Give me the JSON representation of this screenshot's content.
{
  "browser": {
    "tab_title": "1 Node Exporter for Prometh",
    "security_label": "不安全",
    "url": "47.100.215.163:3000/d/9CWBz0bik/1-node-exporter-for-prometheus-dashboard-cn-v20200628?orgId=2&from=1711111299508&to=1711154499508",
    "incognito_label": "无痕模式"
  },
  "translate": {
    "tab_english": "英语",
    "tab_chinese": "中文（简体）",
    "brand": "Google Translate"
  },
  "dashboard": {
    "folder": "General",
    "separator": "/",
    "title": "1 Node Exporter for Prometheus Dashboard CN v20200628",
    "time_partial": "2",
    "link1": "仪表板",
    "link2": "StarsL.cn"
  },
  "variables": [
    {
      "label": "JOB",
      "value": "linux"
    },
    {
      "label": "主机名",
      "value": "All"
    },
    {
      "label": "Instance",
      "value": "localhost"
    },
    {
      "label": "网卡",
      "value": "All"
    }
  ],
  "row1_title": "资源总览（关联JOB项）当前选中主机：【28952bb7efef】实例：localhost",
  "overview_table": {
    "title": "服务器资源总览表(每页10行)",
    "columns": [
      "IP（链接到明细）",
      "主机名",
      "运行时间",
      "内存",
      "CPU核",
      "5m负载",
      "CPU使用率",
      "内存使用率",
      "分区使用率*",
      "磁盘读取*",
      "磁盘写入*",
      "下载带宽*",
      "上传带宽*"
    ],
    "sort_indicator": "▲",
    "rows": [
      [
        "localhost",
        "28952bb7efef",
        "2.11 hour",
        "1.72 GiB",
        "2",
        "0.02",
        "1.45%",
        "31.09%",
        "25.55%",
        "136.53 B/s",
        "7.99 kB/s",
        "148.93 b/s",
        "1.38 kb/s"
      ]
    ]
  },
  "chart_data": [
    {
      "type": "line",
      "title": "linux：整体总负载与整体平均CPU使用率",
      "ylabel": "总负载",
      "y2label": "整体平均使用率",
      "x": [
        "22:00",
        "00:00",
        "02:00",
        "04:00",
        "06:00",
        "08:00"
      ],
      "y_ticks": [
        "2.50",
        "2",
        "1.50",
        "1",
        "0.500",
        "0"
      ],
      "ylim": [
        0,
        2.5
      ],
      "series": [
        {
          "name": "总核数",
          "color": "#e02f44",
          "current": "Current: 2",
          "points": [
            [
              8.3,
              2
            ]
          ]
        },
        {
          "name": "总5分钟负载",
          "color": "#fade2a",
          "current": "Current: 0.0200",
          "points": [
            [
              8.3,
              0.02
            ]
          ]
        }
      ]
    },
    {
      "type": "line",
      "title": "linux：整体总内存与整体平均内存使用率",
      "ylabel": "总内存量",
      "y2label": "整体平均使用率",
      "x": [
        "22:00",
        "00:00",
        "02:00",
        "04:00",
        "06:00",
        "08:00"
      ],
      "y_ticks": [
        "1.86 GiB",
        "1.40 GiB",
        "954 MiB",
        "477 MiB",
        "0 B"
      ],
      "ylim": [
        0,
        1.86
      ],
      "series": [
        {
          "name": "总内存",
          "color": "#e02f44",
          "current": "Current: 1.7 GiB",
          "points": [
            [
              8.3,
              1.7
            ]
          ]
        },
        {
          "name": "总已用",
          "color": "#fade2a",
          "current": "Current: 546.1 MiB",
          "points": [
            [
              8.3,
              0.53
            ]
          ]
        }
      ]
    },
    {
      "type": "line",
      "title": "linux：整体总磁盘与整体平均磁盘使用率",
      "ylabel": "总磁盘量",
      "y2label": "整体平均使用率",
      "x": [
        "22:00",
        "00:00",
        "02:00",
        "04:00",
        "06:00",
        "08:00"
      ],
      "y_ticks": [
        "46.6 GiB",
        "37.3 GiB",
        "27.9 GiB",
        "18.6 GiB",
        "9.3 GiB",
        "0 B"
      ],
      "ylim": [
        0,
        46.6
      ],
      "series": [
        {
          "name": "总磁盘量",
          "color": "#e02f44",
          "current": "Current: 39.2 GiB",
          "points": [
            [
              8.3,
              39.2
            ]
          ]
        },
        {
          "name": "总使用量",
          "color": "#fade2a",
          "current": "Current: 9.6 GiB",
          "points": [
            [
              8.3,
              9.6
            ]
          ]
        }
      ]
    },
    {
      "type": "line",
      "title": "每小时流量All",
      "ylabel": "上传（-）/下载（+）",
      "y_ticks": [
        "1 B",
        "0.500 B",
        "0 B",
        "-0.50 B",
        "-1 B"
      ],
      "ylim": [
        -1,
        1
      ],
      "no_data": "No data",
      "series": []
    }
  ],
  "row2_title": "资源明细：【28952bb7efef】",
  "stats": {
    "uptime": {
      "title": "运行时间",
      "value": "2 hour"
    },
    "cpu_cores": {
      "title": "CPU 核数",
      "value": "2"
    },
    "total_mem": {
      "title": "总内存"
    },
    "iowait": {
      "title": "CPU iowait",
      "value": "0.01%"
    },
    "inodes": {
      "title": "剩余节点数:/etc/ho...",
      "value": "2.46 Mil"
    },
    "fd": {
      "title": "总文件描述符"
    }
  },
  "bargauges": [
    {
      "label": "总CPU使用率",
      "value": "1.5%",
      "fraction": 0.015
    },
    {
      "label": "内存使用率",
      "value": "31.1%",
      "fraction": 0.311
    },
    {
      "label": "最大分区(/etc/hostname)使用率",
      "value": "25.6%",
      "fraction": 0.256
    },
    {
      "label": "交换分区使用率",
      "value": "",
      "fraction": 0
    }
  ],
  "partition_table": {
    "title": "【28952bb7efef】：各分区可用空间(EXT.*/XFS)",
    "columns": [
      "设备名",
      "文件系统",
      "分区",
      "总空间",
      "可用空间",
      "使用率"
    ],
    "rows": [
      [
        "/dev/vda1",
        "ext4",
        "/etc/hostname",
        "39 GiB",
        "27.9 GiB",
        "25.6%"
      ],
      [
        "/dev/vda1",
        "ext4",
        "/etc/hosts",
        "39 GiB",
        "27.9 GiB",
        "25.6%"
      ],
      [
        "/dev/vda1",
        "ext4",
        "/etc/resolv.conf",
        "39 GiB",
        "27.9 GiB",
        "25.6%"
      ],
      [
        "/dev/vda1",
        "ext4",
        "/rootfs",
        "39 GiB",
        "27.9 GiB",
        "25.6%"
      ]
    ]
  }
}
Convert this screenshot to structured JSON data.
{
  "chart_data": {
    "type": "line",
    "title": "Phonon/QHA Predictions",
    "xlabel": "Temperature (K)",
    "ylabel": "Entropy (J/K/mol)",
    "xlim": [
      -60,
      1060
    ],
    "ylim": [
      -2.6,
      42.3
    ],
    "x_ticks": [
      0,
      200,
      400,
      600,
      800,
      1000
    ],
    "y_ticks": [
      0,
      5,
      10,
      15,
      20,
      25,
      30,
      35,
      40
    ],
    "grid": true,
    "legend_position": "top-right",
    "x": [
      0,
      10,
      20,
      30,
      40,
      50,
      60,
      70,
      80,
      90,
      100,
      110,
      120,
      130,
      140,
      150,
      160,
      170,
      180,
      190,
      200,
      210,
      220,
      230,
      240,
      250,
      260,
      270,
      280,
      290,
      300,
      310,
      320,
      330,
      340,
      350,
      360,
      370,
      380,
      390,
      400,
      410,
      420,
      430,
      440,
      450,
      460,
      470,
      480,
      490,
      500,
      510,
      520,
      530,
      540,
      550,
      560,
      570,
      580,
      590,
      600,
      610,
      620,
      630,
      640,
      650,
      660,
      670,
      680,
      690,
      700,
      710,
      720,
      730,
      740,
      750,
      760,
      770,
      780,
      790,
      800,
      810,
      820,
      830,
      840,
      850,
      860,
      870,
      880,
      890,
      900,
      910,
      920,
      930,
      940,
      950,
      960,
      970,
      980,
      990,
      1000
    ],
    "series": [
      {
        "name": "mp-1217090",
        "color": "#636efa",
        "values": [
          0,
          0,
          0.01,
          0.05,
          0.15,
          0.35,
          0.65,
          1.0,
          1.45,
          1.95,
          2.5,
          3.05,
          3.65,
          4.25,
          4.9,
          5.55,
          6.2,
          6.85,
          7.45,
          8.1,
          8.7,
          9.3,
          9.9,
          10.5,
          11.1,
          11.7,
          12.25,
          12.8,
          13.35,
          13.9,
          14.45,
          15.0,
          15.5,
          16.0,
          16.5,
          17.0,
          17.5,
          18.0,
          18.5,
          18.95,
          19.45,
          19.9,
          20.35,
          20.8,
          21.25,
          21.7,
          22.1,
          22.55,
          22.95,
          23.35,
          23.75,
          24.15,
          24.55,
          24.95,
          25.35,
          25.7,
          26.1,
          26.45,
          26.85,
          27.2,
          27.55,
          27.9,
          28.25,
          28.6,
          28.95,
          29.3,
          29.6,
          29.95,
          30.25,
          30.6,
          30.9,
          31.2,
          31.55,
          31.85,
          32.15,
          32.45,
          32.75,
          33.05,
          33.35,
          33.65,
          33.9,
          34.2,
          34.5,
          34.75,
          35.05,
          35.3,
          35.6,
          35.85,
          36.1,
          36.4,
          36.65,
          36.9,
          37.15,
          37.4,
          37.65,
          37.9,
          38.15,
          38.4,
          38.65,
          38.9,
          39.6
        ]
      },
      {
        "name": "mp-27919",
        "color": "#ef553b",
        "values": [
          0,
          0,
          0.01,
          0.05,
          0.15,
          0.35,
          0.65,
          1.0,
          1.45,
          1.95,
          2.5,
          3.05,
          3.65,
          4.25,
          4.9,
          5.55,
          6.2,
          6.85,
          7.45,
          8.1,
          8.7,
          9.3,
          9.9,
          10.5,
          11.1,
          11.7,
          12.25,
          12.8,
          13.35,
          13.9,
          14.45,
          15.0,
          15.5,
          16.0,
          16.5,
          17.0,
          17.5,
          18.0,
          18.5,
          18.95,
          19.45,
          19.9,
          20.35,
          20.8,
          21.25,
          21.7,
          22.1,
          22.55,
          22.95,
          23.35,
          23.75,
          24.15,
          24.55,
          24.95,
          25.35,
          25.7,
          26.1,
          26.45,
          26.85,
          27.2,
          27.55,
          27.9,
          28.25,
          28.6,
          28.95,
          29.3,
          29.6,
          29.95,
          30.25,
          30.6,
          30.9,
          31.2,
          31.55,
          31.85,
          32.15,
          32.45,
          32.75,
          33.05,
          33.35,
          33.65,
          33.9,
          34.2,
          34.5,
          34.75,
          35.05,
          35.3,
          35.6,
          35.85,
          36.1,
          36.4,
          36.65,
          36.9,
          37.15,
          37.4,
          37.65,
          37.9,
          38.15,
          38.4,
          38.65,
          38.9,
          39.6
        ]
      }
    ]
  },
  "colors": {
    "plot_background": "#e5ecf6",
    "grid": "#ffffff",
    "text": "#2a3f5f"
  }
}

******

In the listing, find every line containing the word "fraction" and list it.

      "fraction": 0.015
      "fraction": 0.311
      "fraction": 0.256
      "fraction": 0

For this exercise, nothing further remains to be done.